| Aim of the task |
Select and reproduce each line of the listing below that bears the string "color".

----------

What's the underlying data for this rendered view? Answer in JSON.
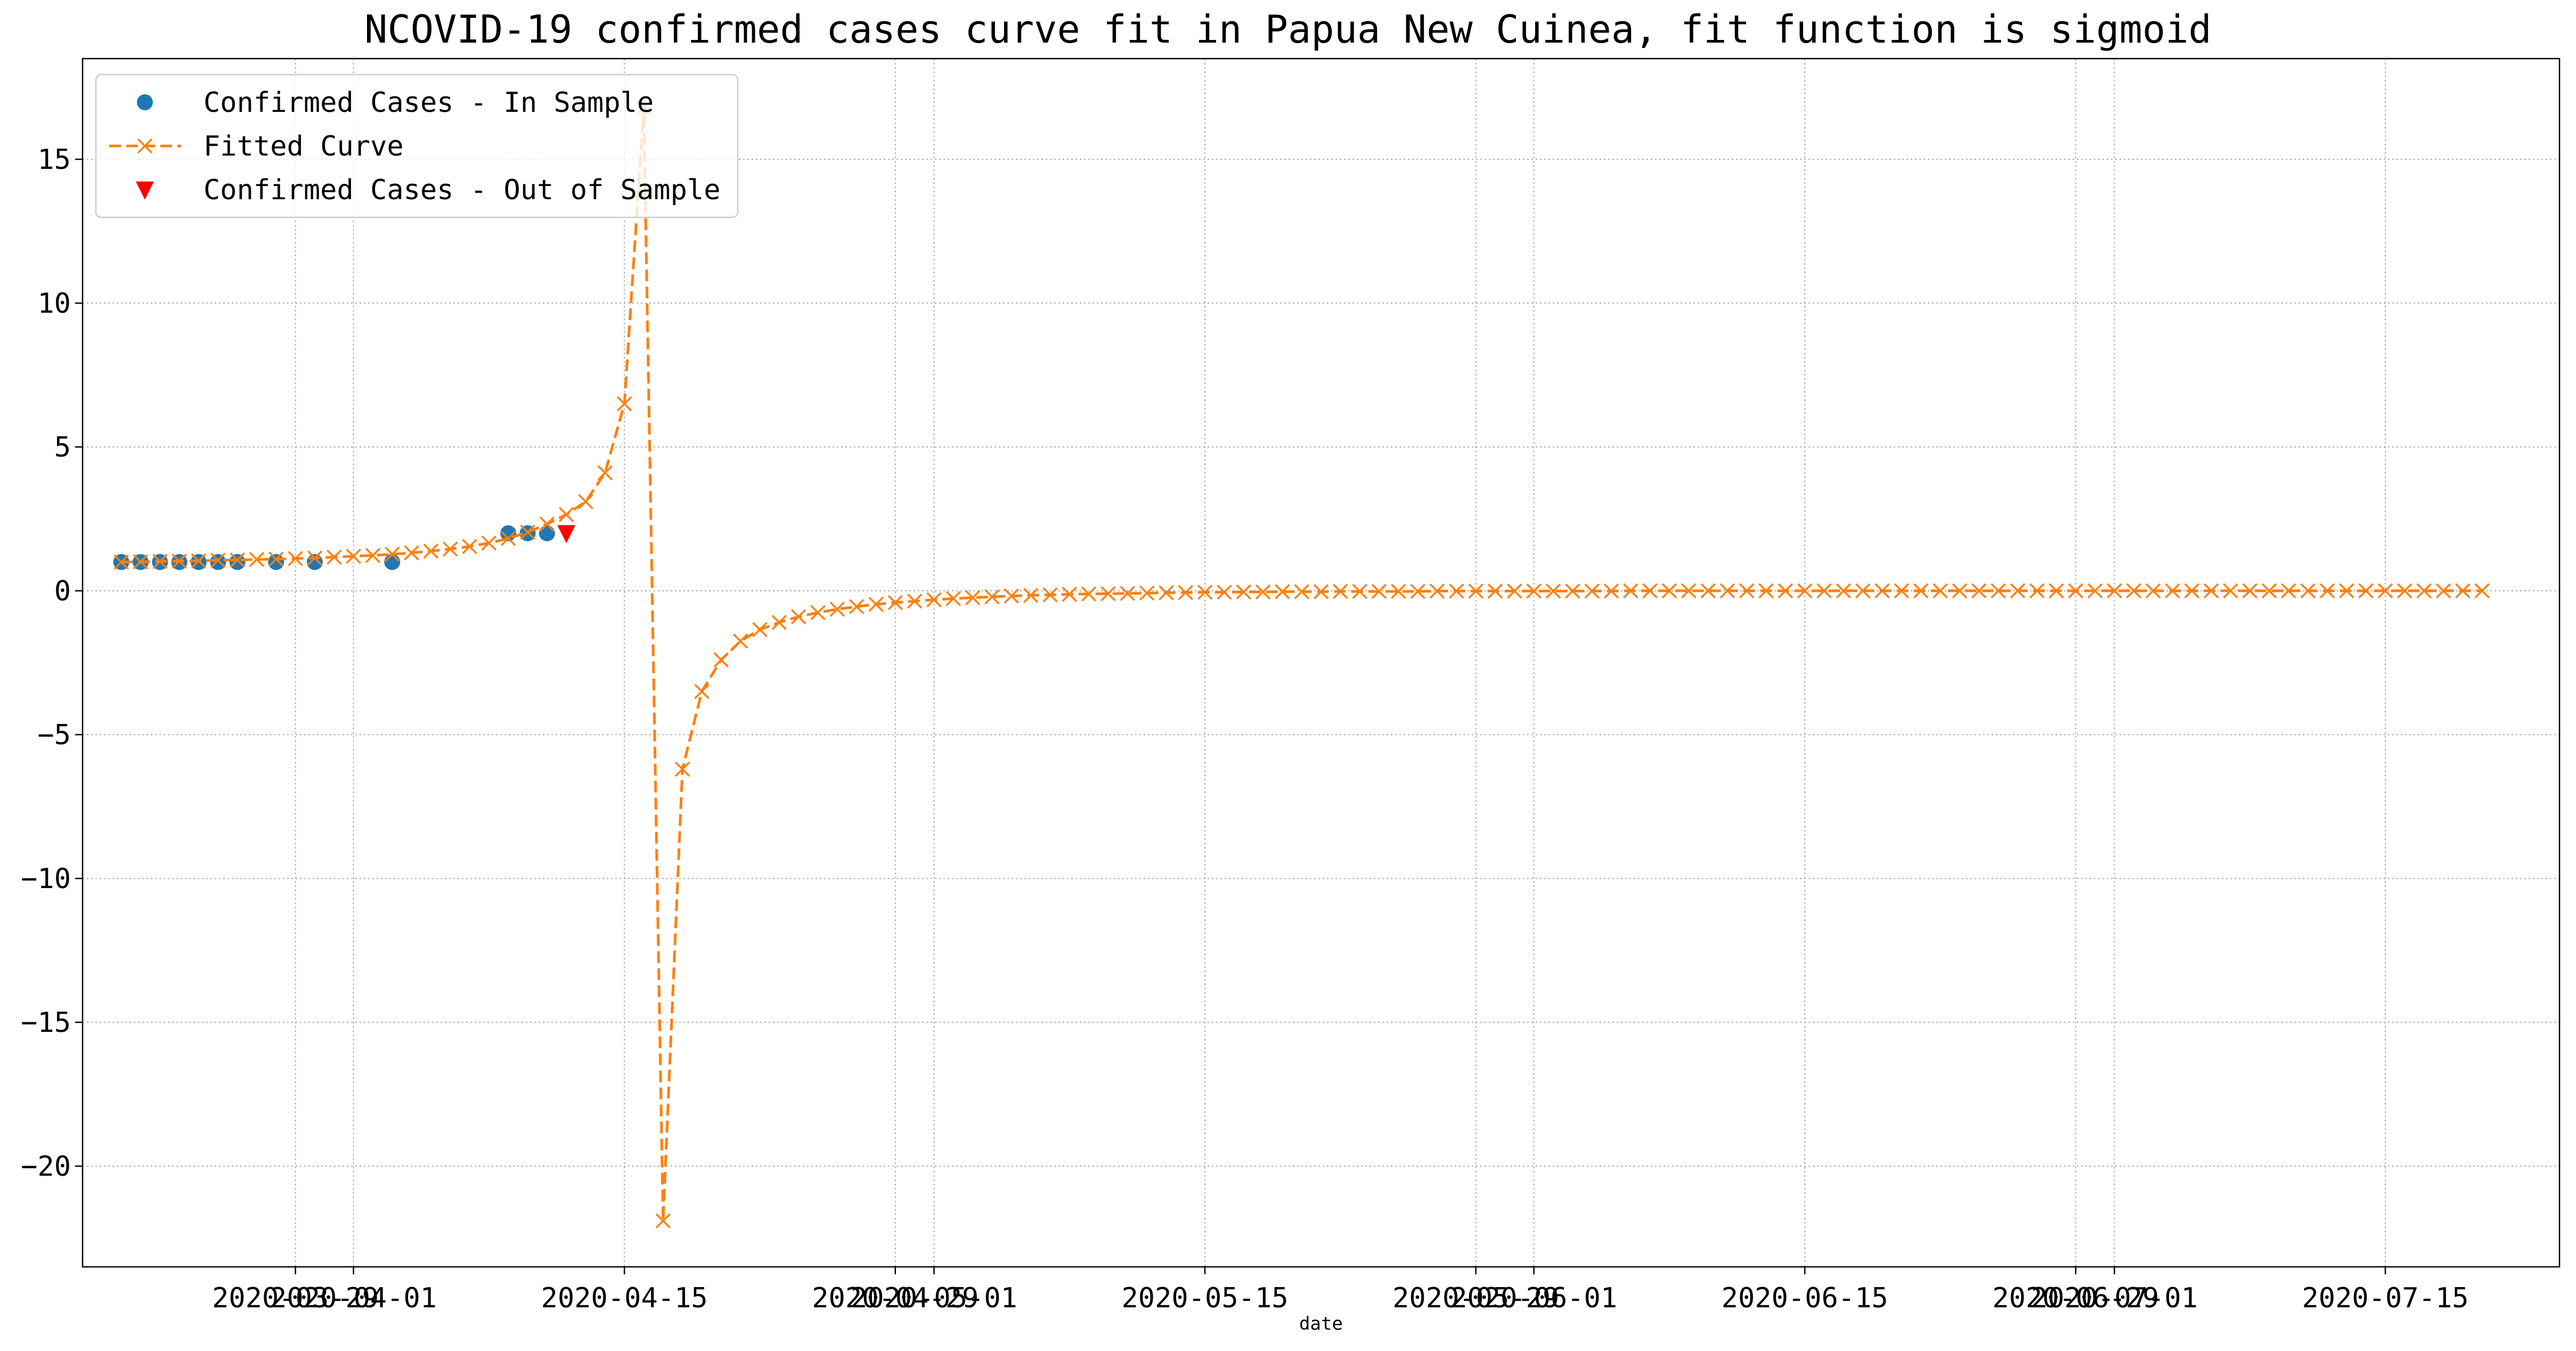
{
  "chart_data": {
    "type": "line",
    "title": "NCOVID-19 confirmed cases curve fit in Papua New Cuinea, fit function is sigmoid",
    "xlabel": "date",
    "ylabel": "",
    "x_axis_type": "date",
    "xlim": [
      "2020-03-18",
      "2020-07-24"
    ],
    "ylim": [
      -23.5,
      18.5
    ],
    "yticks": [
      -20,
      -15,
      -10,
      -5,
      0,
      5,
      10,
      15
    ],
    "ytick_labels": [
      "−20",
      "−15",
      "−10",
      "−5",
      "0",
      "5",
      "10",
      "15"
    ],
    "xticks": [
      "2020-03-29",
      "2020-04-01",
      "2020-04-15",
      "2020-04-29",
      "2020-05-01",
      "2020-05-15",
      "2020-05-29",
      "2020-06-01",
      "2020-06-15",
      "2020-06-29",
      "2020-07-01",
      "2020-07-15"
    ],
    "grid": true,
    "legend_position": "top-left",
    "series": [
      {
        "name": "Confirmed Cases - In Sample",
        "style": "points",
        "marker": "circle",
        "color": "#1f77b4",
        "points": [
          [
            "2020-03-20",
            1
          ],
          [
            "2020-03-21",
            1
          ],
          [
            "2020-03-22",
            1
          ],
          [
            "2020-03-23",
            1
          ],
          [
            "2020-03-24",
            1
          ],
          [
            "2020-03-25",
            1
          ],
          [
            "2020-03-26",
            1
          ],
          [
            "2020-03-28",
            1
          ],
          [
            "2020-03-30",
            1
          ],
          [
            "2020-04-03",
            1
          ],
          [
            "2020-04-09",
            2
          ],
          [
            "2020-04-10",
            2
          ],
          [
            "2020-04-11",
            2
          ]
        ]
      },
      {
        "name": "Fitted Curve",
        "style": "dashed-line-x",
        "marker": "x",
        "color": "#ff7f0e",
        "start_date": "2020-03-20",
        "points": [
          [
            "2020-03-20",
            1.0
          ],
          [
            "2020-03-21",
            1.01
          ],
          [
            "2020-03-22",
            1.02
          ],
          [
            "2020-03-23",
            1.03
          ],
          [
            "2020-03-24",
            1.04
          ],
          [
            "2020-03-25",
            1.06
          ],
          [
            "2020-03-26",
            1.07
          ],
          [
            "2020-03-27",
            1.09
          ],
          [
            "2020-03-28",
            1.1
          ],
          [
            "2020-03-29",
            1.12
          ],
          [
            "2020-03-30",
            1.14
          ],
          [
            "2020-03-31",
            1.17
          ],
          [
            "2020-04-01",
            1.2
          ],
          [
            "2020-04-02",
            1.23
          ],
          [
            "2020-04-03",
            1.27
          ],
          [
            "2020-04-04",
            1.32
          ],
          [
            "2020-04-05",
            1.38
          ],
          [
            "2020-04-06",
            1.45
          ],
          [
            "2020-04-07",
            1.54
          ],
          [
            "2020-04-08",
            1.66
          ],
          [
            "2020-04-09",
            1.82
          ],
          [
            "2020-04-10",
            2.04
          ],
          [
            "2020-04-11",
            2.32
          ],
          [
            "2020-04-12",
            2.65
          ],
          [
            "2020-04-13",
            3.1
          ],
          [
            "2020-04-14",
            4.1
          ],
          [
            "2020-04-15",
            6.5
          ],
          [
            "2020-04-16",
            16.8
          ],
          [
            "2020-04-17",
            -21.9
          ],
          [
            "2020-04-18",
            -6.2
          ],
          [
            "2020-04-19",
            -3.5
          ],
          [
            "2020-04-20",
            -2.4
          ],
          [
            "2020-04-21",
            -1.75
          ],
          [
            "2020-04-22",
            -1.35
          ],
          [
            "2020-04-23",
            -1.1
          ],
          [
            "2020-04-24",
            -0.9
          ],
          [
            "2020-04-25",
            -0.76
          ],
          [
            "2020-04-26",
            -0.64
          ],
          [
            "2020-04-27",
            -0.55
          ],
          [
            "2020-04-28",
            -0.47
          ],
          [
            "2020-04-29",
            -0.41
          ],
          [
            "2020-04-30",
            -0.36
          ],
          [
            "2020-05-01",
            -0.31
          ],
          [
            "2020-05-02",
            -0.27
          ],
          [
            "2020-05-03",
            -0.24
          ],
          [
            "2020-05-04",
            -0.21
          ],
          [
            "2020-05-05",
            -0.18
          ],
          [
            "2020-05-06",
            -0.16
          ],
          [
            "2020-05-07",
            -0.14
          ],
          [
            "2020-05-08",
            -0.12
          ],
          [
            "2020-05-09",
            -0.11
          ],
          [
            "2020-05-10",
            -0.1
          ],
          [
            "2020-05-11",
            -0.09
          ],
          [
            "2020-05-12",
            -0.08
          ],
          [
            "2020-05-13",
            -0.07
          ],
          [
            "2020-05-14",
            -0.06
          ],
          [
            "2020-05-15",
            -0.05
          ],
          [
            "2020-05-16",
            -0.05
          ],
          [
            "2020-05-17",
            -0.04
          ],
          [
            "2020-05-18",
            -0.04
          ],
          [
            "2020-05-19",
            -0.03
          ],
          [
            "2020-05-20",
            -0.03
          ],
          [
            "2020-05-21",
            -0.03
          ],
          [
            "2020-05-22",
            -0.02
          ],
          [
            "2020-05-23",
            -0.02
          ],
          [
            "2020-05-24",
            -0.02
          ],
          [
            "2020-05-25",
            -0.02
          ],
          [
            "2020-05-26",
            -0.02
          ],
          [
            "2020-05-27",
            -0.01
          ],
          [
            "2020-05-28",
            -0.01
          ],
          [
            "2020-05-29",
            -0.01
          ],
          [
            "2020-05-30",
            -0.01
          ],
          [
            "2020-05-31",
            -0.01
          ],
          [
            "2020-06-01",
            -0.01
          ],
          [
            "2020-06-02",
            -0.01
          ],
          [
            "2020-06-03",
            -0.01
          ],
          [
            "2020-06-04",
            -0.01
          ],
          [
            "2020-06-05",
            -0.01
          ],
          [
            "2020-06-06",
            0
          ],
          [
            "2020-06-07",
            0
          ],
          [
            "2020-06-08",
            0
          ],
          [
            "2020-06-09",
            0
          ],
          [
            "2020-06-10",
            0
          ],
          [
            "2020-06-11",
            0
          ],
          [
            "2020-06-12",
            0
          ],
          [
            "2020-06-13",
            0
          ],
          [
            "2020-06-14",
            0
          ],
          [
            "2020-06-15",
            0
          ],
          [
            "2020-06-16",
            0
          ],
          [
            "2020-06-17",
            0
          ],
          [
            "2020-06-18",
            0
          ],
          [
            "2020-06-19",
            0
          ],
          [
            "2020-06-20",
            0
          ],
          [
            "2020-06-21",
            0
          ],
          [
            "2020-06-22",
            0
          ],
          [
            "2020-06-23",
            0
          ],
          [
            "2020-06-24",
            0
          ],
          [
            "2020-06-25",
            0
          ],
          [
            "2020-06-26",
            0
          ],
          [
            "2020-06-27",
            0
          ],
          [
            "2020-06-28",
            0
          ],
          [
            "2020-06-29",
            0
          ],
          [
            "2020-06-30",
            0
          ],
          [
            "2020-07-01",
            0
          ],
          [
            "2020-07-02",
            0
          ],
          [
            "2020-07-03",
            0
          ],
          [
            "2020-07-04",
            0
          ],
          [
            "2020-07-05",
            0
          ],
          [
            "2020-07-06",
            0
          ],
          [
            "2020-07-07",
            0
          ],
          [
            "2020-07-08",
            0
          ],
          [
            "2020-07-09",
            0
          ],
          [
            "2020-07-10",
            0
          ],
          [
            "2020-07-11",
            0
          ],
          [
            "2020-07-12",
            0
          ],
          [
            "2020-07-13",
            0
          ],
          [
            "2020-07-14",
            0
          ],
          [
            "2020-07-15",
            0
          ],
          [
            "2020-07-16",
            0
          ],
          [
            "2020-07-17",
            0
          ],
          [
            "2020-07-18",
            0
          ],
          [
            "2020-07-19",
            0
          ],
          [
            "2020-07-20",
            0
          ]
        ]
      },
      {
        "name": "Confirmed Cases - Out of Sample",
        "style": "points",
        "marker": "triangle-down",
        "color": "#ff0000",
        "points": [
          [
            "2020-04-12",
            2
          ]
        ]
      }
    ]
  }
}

----------

| Result for this exercise |
        "color": "#1f77b4",
        "color": "#ff7f0e",
        "color": "#ff0000",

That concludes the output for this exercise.